** begin Available records **

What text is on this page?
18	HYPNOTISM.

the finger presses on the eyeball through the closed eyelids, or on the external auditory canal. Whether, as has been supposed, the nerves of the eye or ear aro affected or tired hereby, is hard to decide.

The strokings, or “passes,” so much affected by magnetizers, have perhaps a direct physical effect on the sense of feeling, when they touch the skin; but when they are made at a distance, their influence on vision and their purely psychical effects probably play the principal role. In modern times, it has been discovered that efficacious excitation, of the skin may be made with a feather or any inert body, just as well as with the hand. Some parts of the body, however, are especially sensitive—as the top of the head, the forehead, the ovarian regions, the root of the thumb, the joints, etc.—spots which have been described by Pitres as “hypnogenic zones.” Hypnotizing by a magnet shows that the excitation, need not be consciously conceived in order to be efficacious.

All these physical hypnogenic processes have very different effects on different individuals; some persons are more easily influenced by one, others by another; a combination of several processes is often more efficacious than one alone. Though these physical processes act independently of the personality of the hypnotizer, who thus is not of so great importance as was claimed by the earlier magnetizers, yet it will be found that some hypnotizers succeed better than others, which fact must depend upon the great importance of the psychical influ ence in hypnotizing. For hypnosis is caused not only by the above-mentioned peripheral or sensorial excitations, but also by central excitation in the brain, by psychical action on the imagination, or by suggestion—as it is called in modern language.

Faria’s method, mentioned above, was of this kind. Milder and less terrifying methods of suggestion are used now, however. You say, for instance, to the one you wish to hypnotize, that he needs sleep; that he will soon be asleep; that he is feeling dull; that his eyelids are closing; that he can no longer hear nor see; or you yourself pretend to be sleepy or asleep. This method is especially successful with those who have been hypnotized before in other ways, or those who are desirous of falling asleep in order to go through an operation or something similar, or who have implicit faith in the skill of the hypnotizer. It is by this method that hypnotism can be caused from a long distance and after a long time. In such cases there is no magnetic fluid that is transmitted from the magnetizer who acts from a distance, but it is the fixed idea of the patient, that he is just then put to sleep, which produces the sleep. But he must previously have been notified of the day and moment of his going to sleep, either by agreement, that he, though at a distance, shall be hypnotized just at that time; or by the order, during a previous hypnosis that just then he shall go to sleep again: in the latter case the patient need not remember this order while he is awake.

** end Available records **

Repeat all the entries exactly as given.

What text is on this page?
18	HYPNOTISM.

the finger presses on the eyeball through the closed eyelids, or on the external auditory canal. Whether, as has been supposed, the nerves of the eye or ear aro affected or tired hereby, is hard to decide.

The strokings, or “passes,” so much affected by magnetizers, have perhaps a direct physical effect on the sense of feeling, when they touch the skin; but when they are made at a distance, their influence on vision and their purely psychical effects probably play the principal role. In modern times, it has been discovered that efficacious excitation, of the skin may be made with a feather or any inert body, just as well as with the hand. Some parts of the body, however, are especially sensitive—as the top of the head, the forehead, the ovarian regions, the root of the thumb, the joints, etc.—spots which have been described by Pitres as “hypnogenic zones.” Hypnotizing by a magnet shows that the excitation, need not be consciously conceived in order to be efficacious.

All these physical hypnogenic processes have very different effects on different individuals; some persons are more easily influenced by one, others by another; a combination of several processes is often more efficacious than one alone. Though these physical processes act independently of the personality of the hypnotizer, who thus is not of so great importance as was claimed by the earlier magnetizers, yet it will be found that some hypnotizers succeed better than others, which fact must depend upon the great importance of the psychical influ ence in hypnotizing. For hypnosis is caused not only by the above-mentioned peripheral or sensorial excitations, but also by central excitation in the brain, by psychical action on the imagination, or by suggestion—as it is called in modern language.

Faria’s method, mentioned above, was of this kind. Milder and less terrifying methods of suggestion are used now, however. You say, for instance, to the one you wish to hypnotize, that he needs sleep; that he will soon be asleep; that he is feeling dull; that his eyelids are closing; that he can no longer hear nor see; or you yourself pretend to be sleepy or asleep. This method is especially successful with those who have been hypnotized before in other ways, or those who are desirous of falling asleep in order to go through an operation or something similar, or who have implicit faith in the skill of the hypnotizer. It is by this method that hypnotism can be caused from a long distance and after a long time. In such cases there is no magnetic fluid that is transmitted from the magnetizer who acts from a distance, but it is the fixed idea of the patient, that he is just then put to sleep, which produces the sleep. But he must previously have been notified of the day and moment of his going to sleep, either by agreement, that he, though at a distance, shall be hypnotized just at that time; or by the order, during a previous hypnosis that just then he shall go to sleep again: in the latter case the patient need not remember this order while he is awake.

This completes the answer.